旧フィンランド領のカレリアからの避難民は政治的な勢力となり、その要望はフィンランドがドイツの支援を受けてソ連と戦う動機となった。1941年8月29日、ヴィープリはフィンランド軍によって奪回され、フィンランド政府はモスクワ講和条約で失った地域を併合した。その年のうちに9千7百人が帰還し、1942年には1万6千人となった。2万8千人まで戻った住民は、ノルマンディー上陸作戦と平行して行われた赤軍大規模な攻勢の前に、再び避難民となった。1944年6月20日に街は陥落したが、タリ=イハンタラの戦いでフィンランド軍はソ連の攻撃を止めた。

1944年9月19日のモスクワ休戦条約によって、国境線はモスクワ講和条約のものに戻り、パリ条約でフィンランドはヴィープリを放棄した。ヴィープリはレニングラード州に編入されてヴィボルグと名前を変え、ソ連全土からの移住者が集まった。

冬のモン・レポス
ヴィープリ図書館

2019年10月1日より、電子査証によるサンクトペテルブルクおよびレニングラード州への訪問が可能となった[2][3]。 (詳細はロシアの査証政策を参照)

名所

ヴィボルグでもっとも有名な場所は、ヴィボルグ城(en)である。13世紀にスウェーデン人によって建てられ、1891年から1894年に大規模に再建された。「丸い塔」とラサウス塔は16世紀半ばに建てられたもの。アルヴァ・アールトによるヴィープリ図書館は、近代建築の歴史における基準点となっている。

1740年に建てられたロシアによる要塞や、ピョートル1世とトルケル・クヌートソンの記念碑もある。「レーニンの家」は、1917年の9月から10月にレーニンが滞在し、十月革命の準備を行った場所である。

## 提示された記録:
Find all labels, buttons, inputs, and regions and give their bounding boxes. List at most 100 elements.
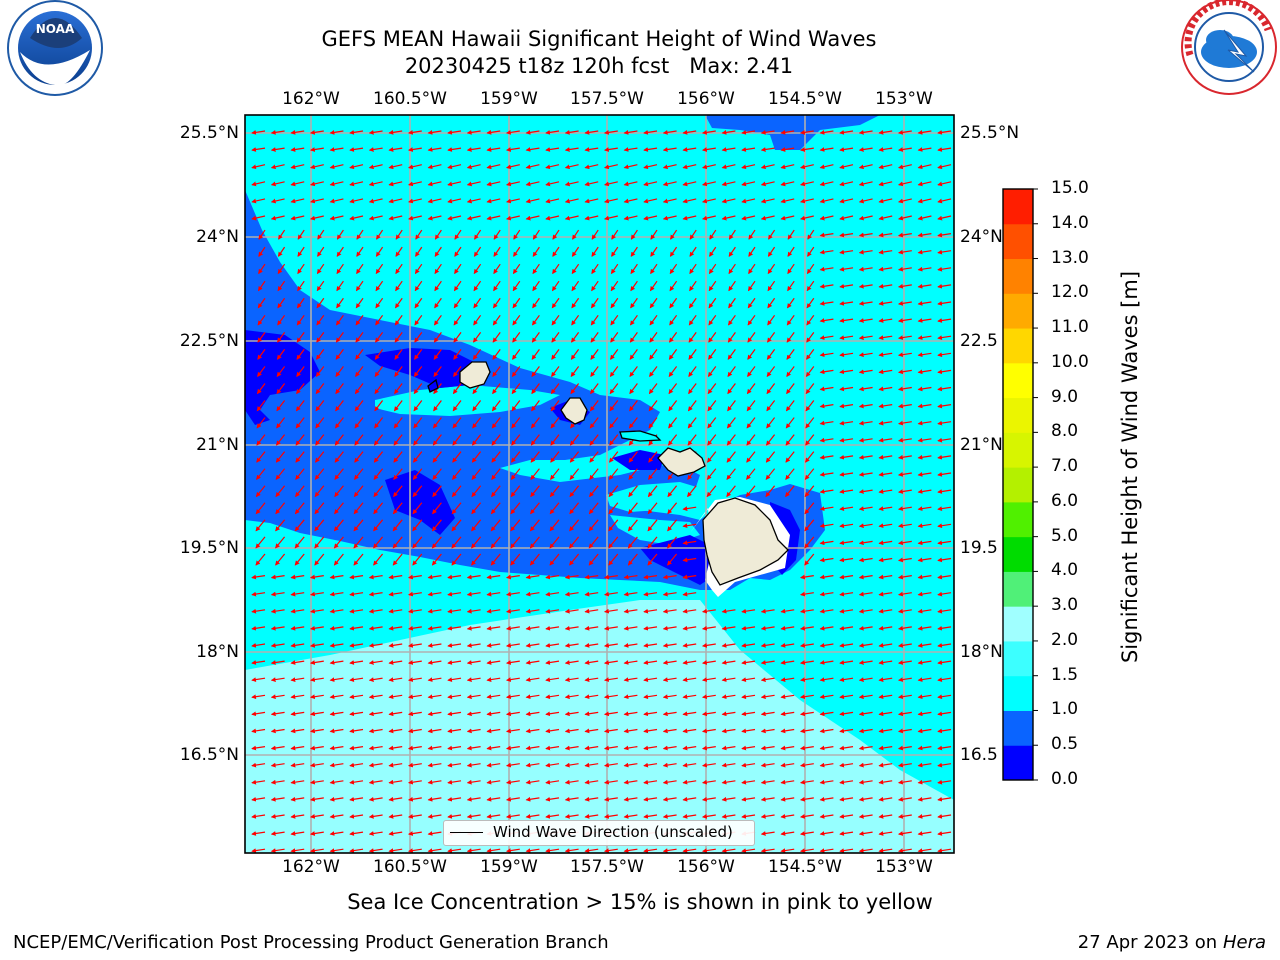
- wave-direction-arrow: [609, 417, 619, 429]
- wave-direction-arrow: [611, 229, 619, 240]
- wave-direction-arrow: [878, 489, 893, 494]
- wave-direction-arrow: [708, 263, 717, 275]
- wave-direction-arrow: [511, 451, 521, 463]
- colorbar-tick-label: 7.0: [1051, 456, 1079, 477]
- lat-tick-right: 19.5: [960, 538, 998, 558]
- wave-direction-arrow: [336, 297, 344, 309]
- wave-direction-arrow: [473, 297, 482, 309]
- wave-direction-arrow: [937, 164, 952, 170]
- wave-direction-arrow: [819, 472, 834, 477]
- chart-title: GEFS MEAN Hawaii Significant Height of W…: [321, 27, 877, 51]
- wave-direction-arrow: [258, 263, 266, 275]
- wave-direction-arrow: [937, 489, 952, 494]
- colorbar-segment: [1003, 258, 1033, 294]
- wave-direction-arrow: [589, 468, 599, 480]
- wave-direction-arrow: [785, 485, 795, 498]
- wave-direction-arrow: [251, 181, 266, 187]
- wave-direction-arrow: [329, 181, 344, 187]
- wave-direction-arrow: [413, 383, 423, 395]
- wave-direction-arrow: [898, 215, 912, 221]
- wave-direction-arrow: [375, 246, 384, 257]
- lon-tick-top: 159°W: [480, 89, 538, 109]
- wave-direction-arrow: [511, 366, 521, 378]
- wave-direction-arrow: [669, 263, 678, 275]
- wave-direction-arrow: [295, 434, 305, 446]
- wave-direction-arrow: [432, 434, 442, 446]
- wave-direction-arrow: [368, 198, 383, 204]
- map-legend: Wind Wave Direction (unscaled): [443, 820, 755, 846]
- wave-direction-arrow: [643, 215, 658, 221]
- wave-direction-arrow: [296, 383, 305, 395]
- wave-direction-arrow: [375, 263, 384, 275]
- wave-direction-arrow: [473, 280, 482, 292]
- wave-direction-arrow: [643, 198, 658, 204]
- wave-direction-arrow: [432, 485, 442, 498]
- wave-direction-arrow: [682, 198, 697, 204]
- wave-direction-arrow: [787, 263, 795, 275]
- wave-direction-arrow: [650, 229, 658, 240]
- wave-direction-arrow: [251, 147, 266, 152]
- wave-direction-arrow: [354, 434, 364, 446]
- svg-text:NOAA: NOAA: [36, 22, 75, 36]
- wave-direction-arrow: [251, 130, 266, 135]
- wave-direction-arrow: [746, 383, 756, 395]
- wave-direction-arrow: [394, 331, 403, 343]
- colorbar-tick-label: 1.5: [1051, 664, 1079, 685]
- wave-direction-arrow: [786, 366, 795, 378]
- wave-direction-arrow: [682, 215, 697, 221]
- wave-direction-arrow: [785, 468, 795, 480]
- wave-direction-arrow: [315, 366, 325, 378]
- wave-direction-arrow: [917, 386, 932, 392]
- wave-direction-arrow: [662, 164, 677, 170]
- wave-direction-arrow: [898, 301, 912, 306]
- wave-direction-arrow: [590, 331, 599, 343]
- wave-direction-arrow: [806, 314, 815, 326]
- wave-direction-arrow: [336, 229, 344, 240]
- wave-direction-arrow: [314, 502, 325, 515]
- wave-direction-arrow: [453, 349, 462, 360]
- wave-direction-arrow: [316, 331, 325, 343]
- wave-direction-arrow: [492, 297, 501, 309]
- wave-direction-arrow: [726, 417, 736, 429]
- wave-direction-arrow: [878, 164, 893, 170]
- wave-direction-arrow: [629, 400, 638, 412]
- wave-direction-arrow: [647, 519, 658, 532]
- wave-direction-arrow: [805, 417, 815, 429]
- wave-direction-arrow: [668, 434, 678, 446]
- footer-date-text: 27 Apr 2023 on: [1077, 932, 1223, 953]
- wave-direction-arrow: [511, 434, 521, 446]
- wave-direction-arrow: [491, 400, 501, 412]
- wave-direction-arrow: [512, 280, 521, 292]
- lon-tick-top: 157.5°W: [570, 89, 644, 109]
- wave-direction-arrow: [819, 454, 834, 460]
- wave-direction-arrow: [898, 249, 912, 255]
- wave-direction-arrow: [506, 147, 520, 152]
- wave-direction-arrow: [708, 314, 717, 326]
- wave-direction-arrow: [623, 181, 638, 187]
- wave-direction-arrow: [806, 331, 815, 343]
- wave-direction-arrow: [257, 297, 266, 309]
- wave-direction-arrow: [590, 366, 599, 378]
- wave-direction-arrow: [310, 147, 324, 152]
- wave-direction-arrow: [721, 147, 736, 152]
- wave-direction-arrow: [748, 229, 756, 240]
- wave-direction-arrow: [275, 536, 286, 549]
- wave-direction-arrow: [290, 164, 305, 170]
- wave-direction-arrow: [780, 198, 795, 204]
- wave-direction-arrow: [787, 280, 795, 292]
- wave-direction-arrow: [608, 519, 619, 532]
- wave-direction-arrow: [529, 519, 540, 532]
- wave-direction-arrow: [721, 198, 736, 204]
- wave-direction-arrow: [702, 164, 716, 170]
- wave-direction-arrow: [858, 318, 873, 323]
- colorbar-segment: [1003, 501, 1033, 538]
- wave-direction-arrow: [432, 417, 442, 429]
- wave-direction-arrow: [552, 246, 560, 257]
- wave-direction-arrow: [314, 536, 325, 549]
- wave-direction-arrow: [275, 468, 286, 480]
- wave-direction-arrow: [571, 246, 580, 257]
- wave-direction-arrow: [747, 314, 756, 326]
- wave-direction-arrow: [354, 468, 364, 480]
- colorbar-tick-label: 8.0: [1051, 421, 1079, 442]
- wave-direction-arrow: [767, 297, 776, 309]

## 依頼内容 1:
ヴィボルグの文章によると、フィンランドがドイツの支援を受けてソ連と戦ったのはなぜですか。1〜3文で説明してください。
## 依頼内容 2:
ヴィボルグの文章を、最後の文の後から再開して書き継いでください。
これらの記録は参照文章とは関係がありません。

## 期待される出力 1:
旧フィンランド領のカレリアから逃れてきた避難民が政治的な勢力となりました。その要望が、フィンランドがドイツの支援を受けてソ連と戦う動機となりました。

## 期待される出力 2:
フィンランド湾に面した高台にあるモン・レポス公園は、東欧でもっとも広大なイギリス式庭園の一つである。

姉妹都市

出身者

城の塔からの眺め

脚注

  1. ^ 小泉隆『北欧の建築 エレメント&ディテール』学芸出版社、2017年、80頁。ISBN 978-4-7615-3232-1 
  2. ^ Указ Президента Российской Федерации от 18 июля 2019 г. N 347 "О порядке въезда в Российскую Федерацию и выезда из Российской Федерации иностранных граждан через пункты пропуска через государственную границу Российской Федерации, расположенные на территориях г. Санкт-Петербурга и Ленинградской области"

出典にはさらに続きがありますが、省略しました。